Work to do:
Set the listing down again exactly, please, apart from its pictures.

----------------

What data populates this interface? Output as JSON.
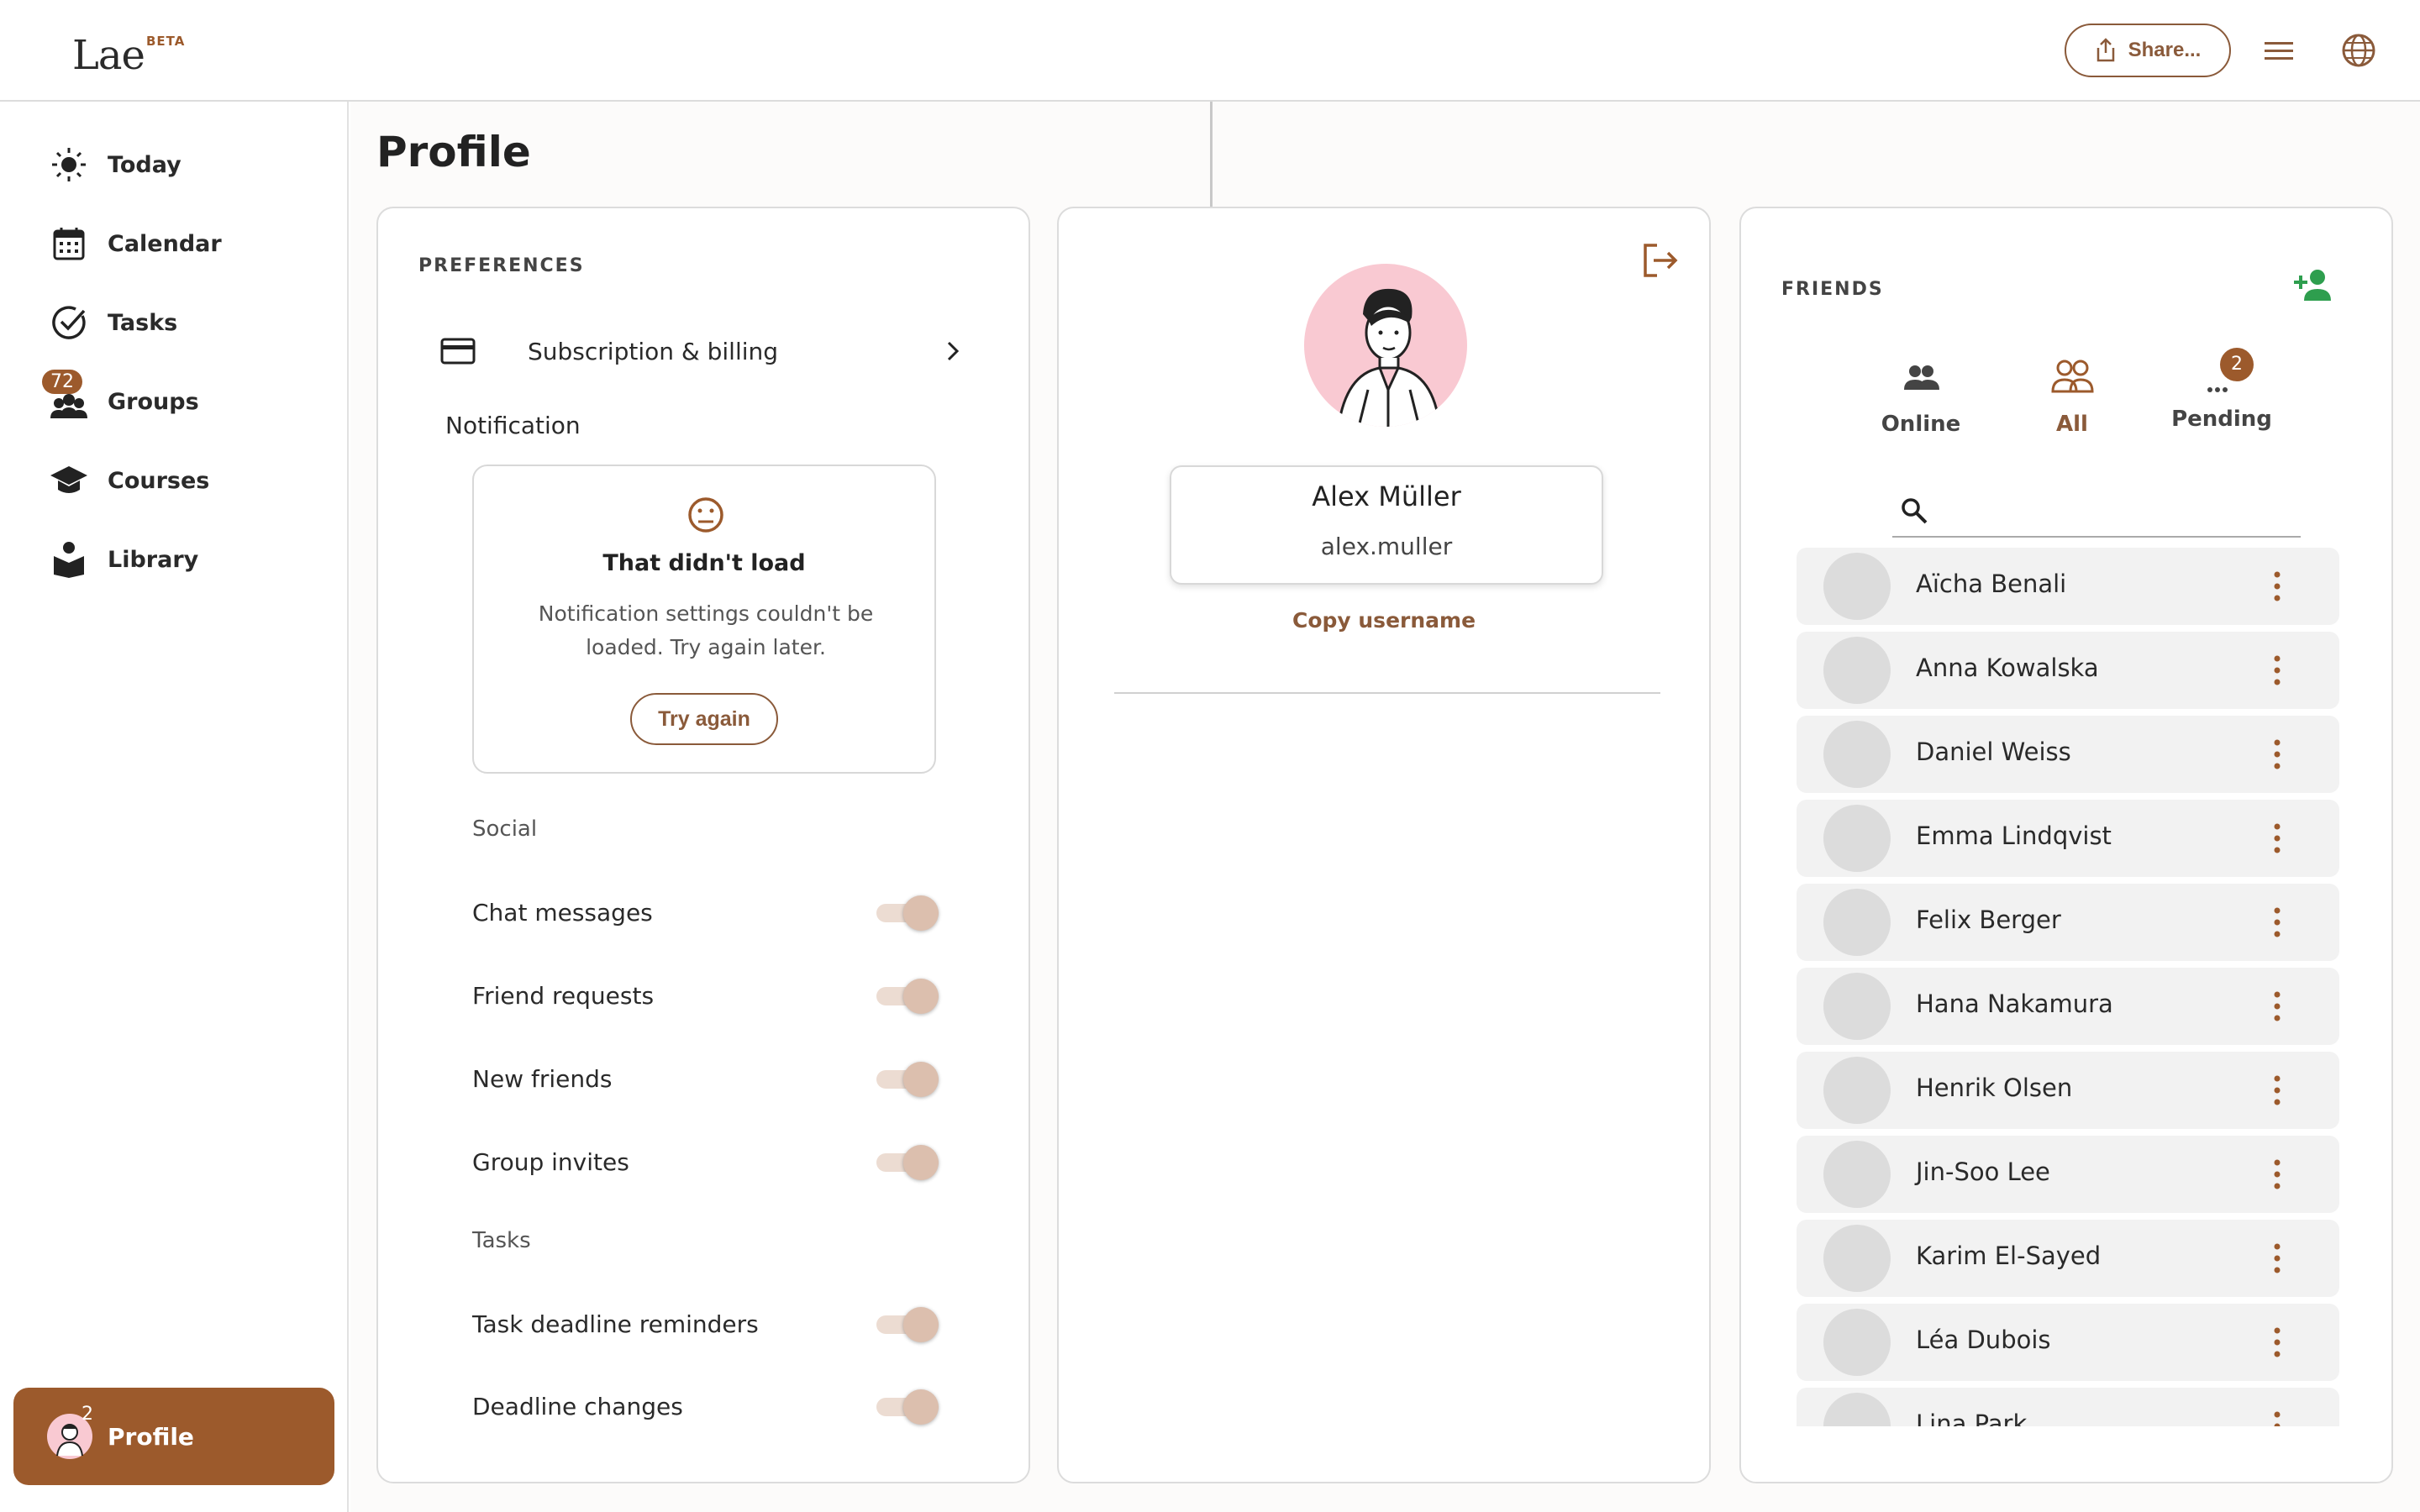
{
  "app": {
    "logo_text": "Lae",
    "logo_badge": "BETA"
  },
  "topbar": {
    "share_label": "Share..."
  },
  "sidebar": {
    "items": [
      {
        "label": "Today",
        "icon": "sun-icon"
      },
      {
        "label": "Calendar",
        "icon": "calendar-icon"
      },
      {
        "label": "Tasks",
        "icon": "check-circle-icon"
      },
      {
        "label": "Groups",
        "icon": "groups-icon",
        "badge": "72"
      },
      {
        "label": "Courses",
        "icon": "graduation-cap-icon"
      },
      {
        "label": "Library",
        "icon": "book-reader-icon"
      }
    ],
    "profile": {
      "label": "Profile",
      "badge": "2"
    }
  },
  "page": {
    "title": "Profile"
  },
  "preferences": {
    "heading": "PREFERENCES",
    "subscription_label": "Subscription & billing",
    "notification_heading": "Notification",
    "error": {
      "title": "That didn't load",
      "message": "Notification settings couldn't be loaded. Try again later.",
      "retry_label": "Try again"
    },
    "social_label": "Social",
    "social_toggles": [
      {
        "label": "Chat messages",
        "on": true
      },
      {
        "label": "Friend requests",
        "on": true
      },
      {
        "label": "New friends",
        "on": true
      },
      {
        "label": "Group invites",
        "on": true
      }
    ],
    "tasks_label": "Tasks",
    "task_toggles": [
      {
        "label": "Task deadline reminders",
        "on": true
      },
      {
        "label": "Deadline changes",
        "on": true
      }
    ]
  },
  "profile_card": {
    "name": "Alex Müller",
    "username": "alex.muller",
    "copy_label": "Copy username"
  },
  "friends": {
    "heading": "FRIENDS",
    "tabs": [
      {
        "label": "Online"
      },
      {
        "label": "All"
      },
      {
        "label": "Pending",
        "badge": "2"
      }
    ],
    "active_tab": "All",
    "search_value": "",
    "list": [
      "Aïcha Benali",
      "Anna Kowalska",
      "Daniel Weiss",
      "Emma Lindqvist",
      "Felix Berger",
      "Hana Nakamura",
      "Henrik Olsen",
      "Jin-Soo Lee",
      "Karim El-Sayed",
      "Léa Dubois",
      "Lina Park"
    ]
  },
  "colors": {
    "accent": "#9c5a2c",
    "accent_text": "#8a5a3a",
    "add_friend": "#2e9e4e",
    "avatar_bg": "#f9c9d2"
  }
}
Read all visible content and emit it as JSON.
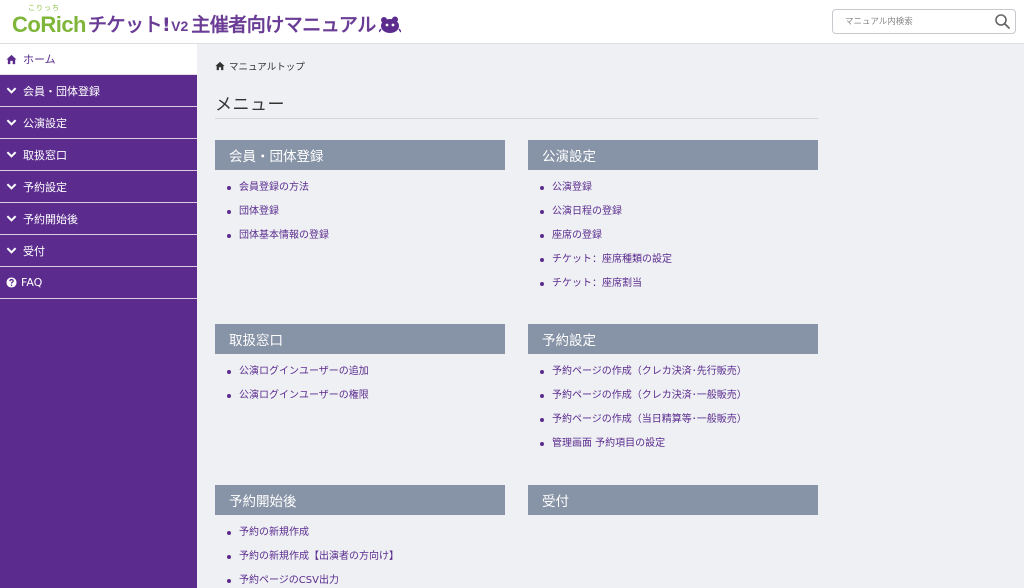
{
  "header": {
    "logo_ruby": "こりっち",
    "logo_brand": "CoRich",
    "logo_title_a": "チケット!",
    "logo_version": "V2",
    "logo_title_b": "主催者向けマニュアル",
    "search_placeholder": "マニュアル内検索"
  },
  "sidebar": {
    "items": [
      {
        "label": "ホーム",
        "icon": "home-icon"
      },
      {
        "label": "会員・団体登録",
        "icon": "chevron-down-icon"
      },
      {
        "label": "公演設定",
        "icon": "chevron-down-icon"
      },
      {
        "label": "取扱窓口",
        "icon": "chevron-down-icon"
      },
      {
        "label": "予約設定",
        "icon": "chevron-down-icon"
      },
      {
        "label": "予約開始後",
        "icon": "chevron-down-icon"
      },
      {
        "label": "受付",
        "icon": "chevron-down-icon"
      },
      {
        "label": "FAQ",
        "icon": "question-circle-icon"
      }
    ]
  },
  "breadcrumb": {
    "label": "マニュアルトップ"
  },
  "page": {
    "title": "メニュー"
  },
  "sections": [
    {
      "title": "会員・団体登録",
      "links": [
        "会員登録の方法",
        "団体登録",
        "団体基本情報の登録"
      ]
    },
    {
      "title": "公演設定",
      "links": [
        "公演登録",
        "公演日程の登録",
        "座席の登録",
        "チケット：座席種類の設定",
        "チケット：座席割当"
      ]
    },
    {
      "title": "取扱窓口",
      "links": [
        "公演ログインユーザーの追加",
        "公演ログインユーザーの権限"
      ]
    },
    {
      "title": "予約設定",
      "links": [
        "予約ページの作成（クレカ決済･先行販売）",
        "予約ページの作成（クレカ決済･一般販売）",
        "予約ページの作成（当日精算等･一般販売）",
        "管理画面 予約項目の設定"
      ]
    },
    {
      "title": "予約開始後",
      "links": [
        "予約の新規作成",
        "予約の新規作成【出演者の方向け】",
        "予約ページのCSV出力"
      ]
    },
    {
      "title": "受付",
      "links": []
    }
  ],
  "colors": {
    "sidebar_bg": "#5b2c8e",
    "section_header_bg": "#8793a6",
    "link": "#5b2c8e",
    "brand_green": "#7fb63a"
  }
}
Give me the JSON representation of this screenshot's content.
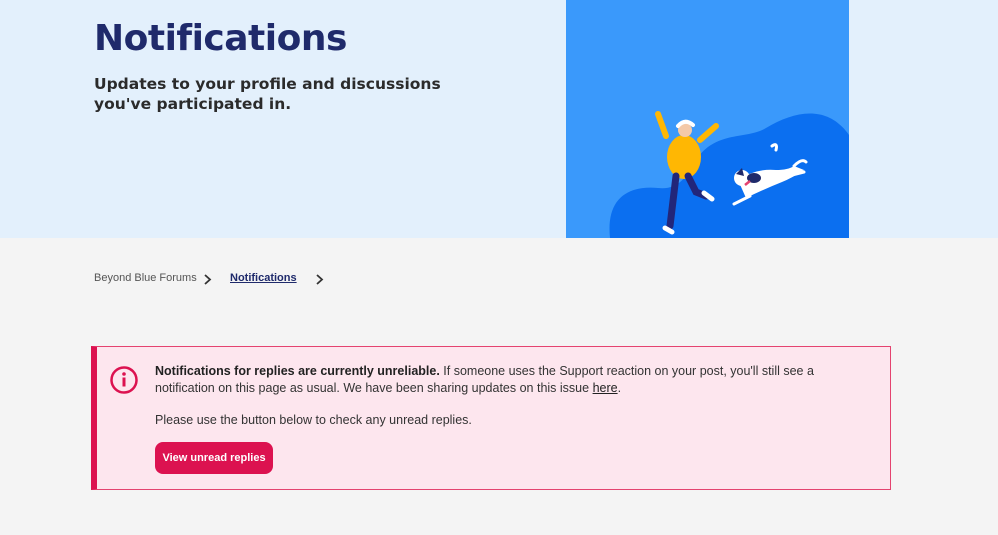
{
  "hero": {
    "title": "Notifications",
    "subtitle": "Updates to your profile and discussions you've participated in.",
    "illustration_bg": "#3a99fb"
  },
  "breadcrumb": {
    "items": [
      "Beyond Blue Forums",
      "Notifications"
    ]
  },
  "alert": {
    "bold_text": "Notifications for replies are currently unreliable.",
    "body_text": " If someone uses the Support reaction on your post, you'll still see a notification on this page as usual. We have been sharing updates on this issue ",
    "link_text": "here",
    "after_link": ".",
    "second_paragraph": "Please use the button below to check any unread replies.",
    "button_label": "View unread replies",
    "accent_color": "#dc1250",
    "icon": "info-icon"
  }
}
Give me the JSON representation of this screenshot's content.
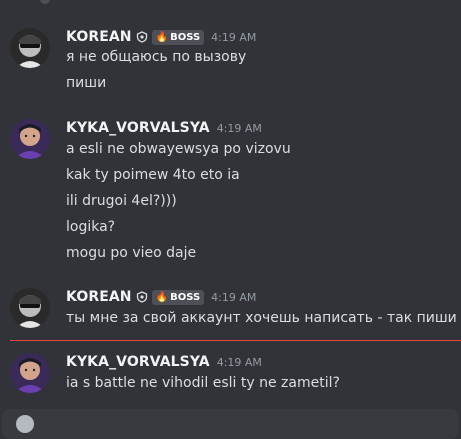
{
  "colors": {
    "background": "#313338",
    "username": "#f2f3f5",
    "timestamp": "#949ba4",
    "message_text": "#dbdee1",
    "badge_bg": "#4e5058",
    "new_messages_divider": "#f23f43"
  },
  "messages": [
    {
      "username": "KOREAN",
      "has_shield_icon": true,
      "badge": "BOSS",
      "badge_icon": "flame-icon",
      "timestamp": "4:19 AM",
      "lines": [
        "я не общаюсь по вызову",
        "пиши"
      ]
    },
    {
      "username": "KYKA_VORVALSYA",
      "has_shield_icon": false,
      "timestamp": "4:19 AM",
      "lines": [
        "a esli ne obwayewsya po vizovu",
        "kak ty poimew 4to eto ia",
        "ili drugoi 4el?)))",
        "logika?",
        "mogu po vieo daje"
      ]
    },
    {
      "username": "KOREAN",
      "has_shield_icon": true,
      "badge": "BOSS",
      "badge_icon": "flame-icon",
      "timestamp": "4:19 AM",
      "lines": [
        "ты мне за свой аккаунт хочешь написать - так пиши"
      ]
    },
    {
      "username": "KYKA_VORVALSYA",
      "has_shield_icon": false,
      "timestamp": "4:19 AM",
      "lines": [
        "ia s battle ne vihodil esli ty ne zametil?"
      ]
    }
  ]
}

----------------

Solved problem:
What data populates this interface? Output as JSON.
{
  "app": {
    "logo_text": "Lae",
    "logo_badge": "BETA"
  },
  "topbar": {
    "share_label": "Share..."
  },
  "sidebar": {
    "items": [
      {
        "label": "Today",
        "icon": "sun-icon"
      },
      {
        "label": "Calendar",
        "icon": "calendar-icon"
      },
      {
        "label": "Tasks",
        "icon": "check-circle-icon"
      },
      {
        "label": "Groups",
        "icon": "groups-icon",
        "badge": "72"
      },
      {
        "label": "Courses",
        "icon": "graduation-cap-icon"
      },
      {
        "label": "Library",
        "icon": "book-reader-icon"
      }
    ],
    "profile": {
      "label": "Profile",
      "badge": "2"
    }
  },
  "page": {
    "title": "Profile"
  },
  "preferences": {
    "heading": "PREFERENCES",
    "subscription_label": "Subscription & billing",
    "notification_heading": "Notification",
    "error": {
      "title": "That didn't load",
      "message": "Notification settings couldn't be loaded. Try again later.",
      "retry_label": "Try again"
    },
    "social_label": "Social",
    "social_toggles": [
      {
        "label": "Chat messages",
        "on": true
      },
      {
        "label": "Friend requests",
        "on": true
      },
      {
        "label": "New friends",
        "on": true
      },
      {
        "label": "Group invites",
        "on": true
      }
    ],
    "tasks_label": "Tasks",
    "task_toggles": [
      {
        "label": "Task deadline reminders",
        "on": true
      },
      {
        "label": "Deadline changes",
        "on": true
      }
    ]
  },
  "profile_card": {
    "name": "Alex Müller",
    "username": "alex.muller",
    "copy_label": "Copy username"
  },
  "friends": {
    "heading": "FRIENDS",
    "tabs": [
      {
        "label": "Online"
      },
      {
        "label": "All"
      },
      {
        "label": "Pending",
        "badge": "2"
      }
    ],
    "active_tab": "All",
    "search_value": "",
    "list": [
      "Aïcha Benali",
      "Anna Kowalska",
      "Daniel Weiss",
      "Emma Lindqvist",
      "Felix Berger",
      "Hana Nakamura",
      "Henrik Olsen",
      "Jin-Soo Lee",
      "Karim El-Sayed",
      "Léa Dubois",
      "Lina Park"
    ]
  },
  "colors": {
    "accent": "#9c5a2c",
    "accent_text": "#8a5a3a",
    "add_friend": "#2e9e4e",
    "avatar_bg": "#f9c9d2"
  }
}
Read all visible content and emit it as JSON.
{
  "header": {
    "logo_ruby": "こりっち",
    "logo_brand": "CoRich",
    "logo_title_a": "チケット!",
    "logo_version": "V2",
    "logo_title_b": "主催者向けマニュアル",
    "search_placeholder": "マニュアル内検索"
  },
  "sidebar": {
    "items": [
      {
        "label": "ホーム",
        "icon": "home-icon"
      },
      {
        "label": "会員・団体登録",
        "icon": "chevron-down-icon"
      },
      {
        "label": "公演設定",
        "icon": "chevron-down-icon"
      },
      {
        "label": "取扱窓口",
        "icon": "chevron-down-icon"
      },
      {
        "label": "予約設定",
        "icon": "chevron-down-icon"
      },
      {
        "label": "予約開始後",
        "icon": "chevron-down-icon"
      },
      {
        "label": "受付",
        "icon": "chevron-down-icon"
      },
      {
        "label": "FAQ",
        "icon": "question-circle-icon"
      }
    ]
  },
  "breadcrumb": {
    "label": "マニュアルトップ"
  },
  "page": {
    "title": "メニュー"
  },
  "sections": [
    {
      "title": "会員・団体登録",
      "links": [
        "会員登録の方法",
        "団体登録",
        "団体基本情報の登録"
      ]
    },
    {
      "title": "公演設定",
      "links": [
        "公演登録",
        "公演日程の登録",
        "座席の登録",
        "チケット：座席種類の設定",
        "チケット：座席割当"
      ]
    },
    {
      "title": "取扱窓口",
      "links": [
        "公演ログインユーザーの追加",
        "公演ログインユーザーの権限"
      ]
    },
    {
      "title": "予約設定",
      "links": [
        "予約ページの作成（クレカ決済･先行販売）",
        "予約ページの作成（クレカ決済･一般販売）",
        "予約ページの作成（当日精算等･一般販売）",
        "管理画面 予約項目の設定"
      ]
    },
    {
      "title": "予約開始後",
      "links": [
        "予約の新規作成",
        "予約の新規作成【出演者の方向け】",
        "予約ページのCSV出力"
      ]
    },
    {
      "title": "受付",
      "links": []
    }
  ],
  "colors": {
    "sidebar_bg": "#5b2c8e",
    "section_header_bg": "#8793a6",
    "link": "#5b2c8e",
    "brand_green": "#7fb63a"
  }
}
Give me the JSON representation of this screenshot's content.
{
  "hero": {
    "title": "Notifications",
    "subtitle": "Updates to your profile and discussions you've participated in.",
    "illustration_bg": "#3a99fb"
  },
  "breadcrumb": {
    "items": [
      "Beyond Blue Forums",
      "Notifications"
    ]
  },
  "alert": {
    "bold_text": "Notifications for replies are currently unreliable.",
    "body_text": " If someone uses the Support reaction on your post, you'll still see a notification on this page as usual. We have been sharing updates on this issue ",
    "link_text": "here",
    "after_link": ".",
    "second_paragraph": "Please use the button below to check any unread replies.",
    "button_label": "View unread replies",
    "accent_color": "#dc1250",
    "icon": "info-icon"
  }
}
Give me the JSON representation of this screenshot's content.
{
  "colors": {
    "background": "#313338",
    "username": "#f2f3f5",
    "timestamp": "#949ba4",
    "message_text": "#dbdee1",
    "badge_bg": "#4e5058",
    "new_messages_divider": "#f23f43"
  },
  "messages": [
    {
      "username": "KOREAN",
      "has_shield_icon": true,
      "badge": "BOSS",
      "badge_icon": "flame-icon",
      "timestamp": "4:19 AM",
      "lines": [
        "я не общаюсь по вызову",
        "пиши"
      ]
    },
    {
      "username": "KYKA_VORVALSYA",
      "has_shield_icon": false,
      "timestamp": "4:19 AM",
      "lines": [
        "a esli ne obwayewsya po vizovu",
        "kak ty poimew 4to eto ia",
        "ili drugoi 4el?)))",
        "logika?",
        "mogu po vieo daje"
      ]
    },
    {
      "username": "KOREAN",
      "has_shield_icon": true,
      "badge": "BOSS",
      "badge_icon": "flame-icon",
      "timestamp": "4:19 AM",
      "lines": [
        "ты мне за свой аккаунт хочешь написать - так пиши"
      ]
    },
    {
      "username": "KYKA_VORVALSYA",
      "has_shield_icon": false,
      "timestamp": "4:19 AM",
      "lines": [
        "ia s battle ne vihodil esli ty ne zametil?"
      ]
    }
  ]
}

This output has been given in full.